--- STATED GOAL ---
Send back the entries below exactly as they appear.
** START DATASET ROWS **
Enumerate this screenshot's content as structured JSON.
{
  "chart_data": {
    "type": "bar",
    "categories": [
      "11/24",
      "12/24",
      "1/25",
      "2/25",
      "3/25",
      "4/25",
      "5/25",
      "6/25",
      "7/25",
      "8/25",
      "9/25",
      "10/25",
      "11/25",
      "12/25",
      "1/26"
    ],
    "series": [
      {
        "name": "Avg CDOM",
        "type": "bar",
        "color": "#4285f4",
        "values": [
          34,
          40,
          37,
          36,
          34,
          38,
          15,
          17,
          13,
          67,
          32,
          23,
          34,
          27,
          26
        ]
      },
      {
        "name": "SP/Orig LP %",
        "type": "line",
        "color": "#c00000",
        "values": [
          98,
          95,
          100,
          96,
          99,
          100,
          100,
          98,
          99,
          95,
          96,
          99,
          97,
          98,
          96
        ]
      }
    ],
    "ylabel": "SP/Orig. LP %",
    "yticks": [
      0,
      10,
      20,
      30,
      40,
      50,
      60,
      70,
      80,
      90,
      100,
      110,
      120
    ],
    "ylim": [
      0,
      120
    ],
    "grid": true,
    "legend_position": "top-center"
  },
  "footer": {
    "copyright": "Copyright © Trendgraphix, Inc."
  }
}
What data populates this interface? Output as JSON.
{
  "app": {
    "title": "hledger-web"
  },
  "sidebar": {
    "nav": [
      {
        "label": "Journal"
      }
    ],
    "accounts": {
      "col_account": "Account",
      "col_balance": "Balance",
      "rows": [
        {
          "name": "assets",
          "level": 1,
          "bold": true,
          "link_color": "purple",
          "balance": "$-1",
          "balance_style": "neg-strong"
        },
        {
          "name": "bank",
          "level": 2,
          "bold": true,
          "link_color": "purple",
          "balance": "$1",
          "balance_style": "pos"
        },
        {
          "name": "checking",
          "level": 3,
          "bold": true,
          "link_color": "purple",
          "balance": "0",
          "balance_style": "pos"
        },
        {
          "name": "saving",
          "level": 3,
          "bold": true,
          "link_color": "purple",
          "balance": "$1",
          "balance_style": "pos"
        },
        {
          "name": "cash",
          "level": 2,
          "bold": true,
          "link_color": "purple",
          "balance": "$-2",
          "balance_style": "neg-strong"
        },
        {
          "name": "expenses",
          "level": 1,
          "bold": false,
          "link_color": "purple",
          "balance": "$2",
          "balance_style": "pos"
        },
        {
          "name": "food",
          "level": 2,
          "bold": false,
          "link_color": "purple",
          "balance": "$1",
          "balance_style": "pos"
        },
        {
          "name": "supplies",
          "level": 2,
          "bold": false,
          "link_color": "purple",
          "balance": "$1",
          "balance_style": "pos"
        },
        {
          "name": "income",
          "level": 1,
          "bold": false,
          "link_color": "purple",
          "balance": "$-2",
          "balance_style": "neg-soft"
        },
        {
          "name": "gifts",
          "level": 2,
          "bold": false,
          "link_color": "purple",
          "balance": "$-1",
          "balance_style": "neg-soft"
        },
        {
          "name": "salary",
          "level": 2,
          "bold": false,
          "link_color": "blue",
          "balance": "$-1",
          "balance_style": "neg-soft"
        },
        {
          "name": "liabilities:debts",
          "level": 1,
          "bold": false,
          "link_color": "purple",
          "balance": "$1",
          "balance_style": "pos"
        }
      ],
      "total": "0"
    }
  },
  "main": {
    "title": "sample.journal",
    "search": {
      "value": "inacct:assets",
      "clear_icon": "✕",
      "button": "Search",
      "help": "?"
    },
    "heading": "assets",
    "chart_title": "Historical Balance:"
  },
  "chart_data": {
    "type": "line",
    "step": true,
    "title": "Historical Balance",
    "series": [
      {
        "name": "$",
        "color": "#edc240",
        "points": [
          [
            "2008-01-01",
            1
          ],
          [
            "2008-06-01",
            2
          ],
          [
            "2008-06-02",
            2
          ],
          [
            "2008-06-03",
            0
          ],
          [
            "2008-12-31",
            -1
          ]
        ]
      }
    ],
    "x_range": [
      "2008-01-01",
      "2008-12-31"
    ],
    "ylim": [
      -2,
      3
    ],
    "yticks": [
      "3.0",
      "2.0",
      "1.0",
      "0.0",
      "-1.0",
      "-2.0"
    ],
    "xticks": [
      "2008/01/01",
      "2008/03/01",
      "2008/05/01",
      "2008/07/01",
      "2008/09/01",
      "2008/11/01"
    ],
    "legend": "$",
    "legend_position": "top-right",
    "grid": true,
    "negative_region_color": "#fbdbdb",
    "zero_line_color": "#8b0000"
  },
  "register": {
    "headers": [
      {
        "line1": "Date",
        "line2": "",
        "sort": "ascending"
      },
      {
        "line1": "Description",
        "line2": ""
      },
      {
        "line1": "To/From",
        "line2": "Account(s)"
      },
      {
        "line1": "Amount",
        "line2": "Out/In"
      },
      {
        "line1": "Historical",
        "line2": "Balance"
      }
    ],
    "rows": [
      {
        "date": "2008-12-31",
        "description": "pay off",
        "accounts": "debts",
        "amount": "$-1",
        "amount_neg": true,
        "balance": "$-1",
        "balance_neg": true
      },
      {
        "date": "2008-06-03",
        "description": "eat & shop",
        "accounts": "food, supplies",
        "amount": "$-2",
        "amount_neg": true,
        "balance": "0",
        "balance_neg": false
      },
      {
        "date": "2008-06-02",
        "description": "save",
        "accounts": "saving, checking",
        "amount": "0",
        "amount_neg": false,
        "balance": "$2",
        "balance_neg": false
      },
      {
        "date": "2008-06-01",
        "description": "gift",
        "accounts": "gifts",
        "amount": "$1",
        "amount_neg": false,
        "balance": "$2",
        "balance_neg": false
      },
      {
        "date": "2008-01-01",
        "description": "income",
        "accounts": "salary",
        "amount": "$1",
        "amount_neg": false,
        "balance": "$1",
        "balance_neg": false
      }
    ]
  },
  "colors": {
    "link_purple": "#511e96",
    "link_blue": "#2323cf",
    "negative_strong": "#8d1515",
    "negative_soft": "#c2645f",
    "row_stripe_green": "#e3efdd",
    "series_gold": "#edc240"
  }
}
** END DATASET ROWS **
--- FULL RESPONSE ---
Enumerate this screenshot's content as structured JSON.
{
  "chart_data": {
    "type": "bar",
    "categories": [
      "11/24",
      "12/24",
      "1/25",
      "2/25",
      "3/25",
      "4/25",
      "5/25",
      "6/25",
      "7/25",
      "8/25",
      "9/25",
      "10/25",
      "11/25",
      "12/25",
      "1/26"
    ],
    "series": [
      {
        "name": "Avg CDOM",
        "type": "bar",
        "color": "#4285f4",
        "values": [
          34,
          40,
          37,
          36,
          34,
          38,
          15,
          17,
          13,
          67,
          32,
          23,
          34,
          27,
          26
        ]
      },
      {
        "name": "SP/Orig LP %",
        "type": "line",
        "color": "#c00000",
        "values": [
          98,
          95,
          100,
          96,
          99,
          100,
          100,
          98,
          99,
          95,
          96,
          99,
          97,
          98,
          96
        ]
      }
    ],
    "ylabel": "SP/Orig. LP %",
    "yticks": [
      0,
      10,
      20,
      30,
      40,
      50,
      60,
      70,
      80,
      90,
      100,
      110,
      120
    ],
    "ylim": [
      0,
      120
    ],
    "grid": true,
    "legend_position": "top-center"
  },
  "footer": {
    "copyright": "Copyright © Trendgraphix, Inc."
  }
}
What data populates this interface? Output as JSON.
{
  "app": {
    "title": "hledger-web"
  },
  "sidebar": {
    "nav": [
      {
        "label": "Journal"
      }
    ],
    "accounts": {
      "col_account": "Account",
      "col_balance": "Balance",
      "rows": [
        {
          "name": "assets",
          "level": 1,
          "bold": true,
          "link_color": "purple",
          "balance": "$-1",
          "balance_style": "neg-strong"
        },
        {
          "name": "bank",
          "level": 2,
          "bold": true,
          "link_color": "purple",
          "balance": "$1",
          "balance_style": "pos"
        },
        {
          "name": "checking",
          "level": 3,
          "bold": true,
          "link_color": "purple",
          "balance": "0",
          "balance_style": "pos"
        },
        {
          "name": "saving",
          "level": 3,
          "bold": true,
          "link_color": "purple",
          "balance": "$1",
          "balance_style": "pos"
        },
        {
          "name": "cash",
          "level": 2,
          "bold": true,
          "link_color": "purple",
          "balance": "$-2",
          "balance_style": "neg-strong"
        },
        {
          "name": "expenses",
          "level": 1,
          "bold": false,
          "link_color": "purple",
          "balance": "$2",
          "balance_style": "pos"
        },
        {
          "name": "food",
          "level": 2,
          "bold": false,
          "link_color": "purple",
          "balance": "$1",
          "balance_style": "pos"
        },
        {
          "name": "supplies",
          "level": 2,
          "bold": false,
          "link_color": "purple",
          "balance": "$1",
          "balance_style": "pos"
        },
        {
          "name": "income",
          "level": 1,
          "bold": false,
          "link_color": "purple",
          "balance": "$-2",
          "balance_style": "neg-soft"
        },
        {
          "name": "gifts",
          "level": 2,
          "bold": false,
          "link_color": "purple",
          "balance": "$-1",
          "balance_style": "neg-soft"
        },
        {
          "name": "salary",
          "level": 2,
          "bold": false,
          "link_color": "blue",
          "balance": "$-1",
          "balance_style": "neg-soft"
        },
        {
          "name": "liabilities:debts",
          "level": 1,
          "bold": false,
          "link_color": "purple",
          "balance": "$1",
          "balance_style": "pos"
        }
      ],
      "total": "0"
    }
  },
  "main": {
    "title": "sample.journal",
    "search": {
      "value": "inacct:assets",
      "clear_icon": "✕",
      "button": "Search",
      "help": "?"
    },
    "heading": "assets",
    "chart_title": "Historical Balance:"
  },
  "chart_data": {
    "type": "line",
    "step": true,
    "title": "Historical Balance",
    "series": [
      {
        "name": "$",
        "color": "#edc240",
        "points": [
          [
            "2008-01-01",
            1
          ],
          [
            "2008-06-01",
            2
          ],
          [
            "2008-06-02",
            2
          ],
          [
            "2008-06-03",
            0
          ],
          [
            "2008-12-31",
            -1
          ]
        ]
      }
    ],
    "x_range": [
      "2008-01-01",
      "2008-12-31"
    ],
    "ylim": [
      -2,
      3
    ],
    "yticks": [
      "3.0",
      "2.0",
      "1.0",
      "0.0",
      "-1.0",
      "-2.0"
    ],
    "xticks": [
      "2008/01/01",
      "2008/03/01",
      "2008/05/01",
      "2008/07/01",
      "2008/09/01",
      "2008/11/01"
    ],
    "legend": "$",
    "legend_position": "top-right",
    "grid": true,
    "negative_region_color": "#fbdbdb",
    "zero_line_color": "#8b0000"
  },
  "register": {
    "headers": [
      {
        "line1": "Date",
        "line2": "",
        "sort": "ascending"
      },
      {
        "line1": "Description",
        "line2": ""
      },
      {
        "line1": "To/From",
        "line2": "Account(s)"
      },
      {
        "line1": "Amount",
        "line2": "Out/In"
      },
      {
        "line1": "Historical",
        "line2": "Balance"
      }
    ],
    "rows": [
      {
        "date": "2008-12-31",
        "description": "pay off",
        "accounts": "debts",
        "amount": "$-1",
        "amount_neg": true,
        "balance": "$-1",
        "balance_neg": true
      },
      {
        "date": "2008-06-03",
        "description": "eat & shop",
        "accounts": "food, supplies",
        "amount": "$-2",
        "amount_neg": true,
        "balance": "0",
        "balance_neg": false
      },
      {
        "date": "2008-06-02",
        "description": "save",
        "accounts": "saving, checking",
        "amount": "0",
        "amount_neg": false,
        "balance": "$2",
        "balance_neg": false
      },
      {
        "date": "2008-06-01",
        "description": "gift",
        "accounts": "gifts",
        "amount": "$1",
        "amount_neg": false,
        "balance": "$2",
        "balance_neg": false
      },
      {
        "date": "2008-01-01",
        "description": "income",
        "accounts": "salary",
        "amount": "$1",
        "amount_neg": false,
        "balance": "$1",
        "balance_neg": false
      }
    ]
  },
  "colors": {
    "link_purple": "#511e96",
    "link_blue": "#2323cf",
    "negative_strong": "#8d1515",
    "negative_soft": "#c2645f",
    "row_stripe_green": "#e3efdd",
    "series_gold": "#edc240"
  }
}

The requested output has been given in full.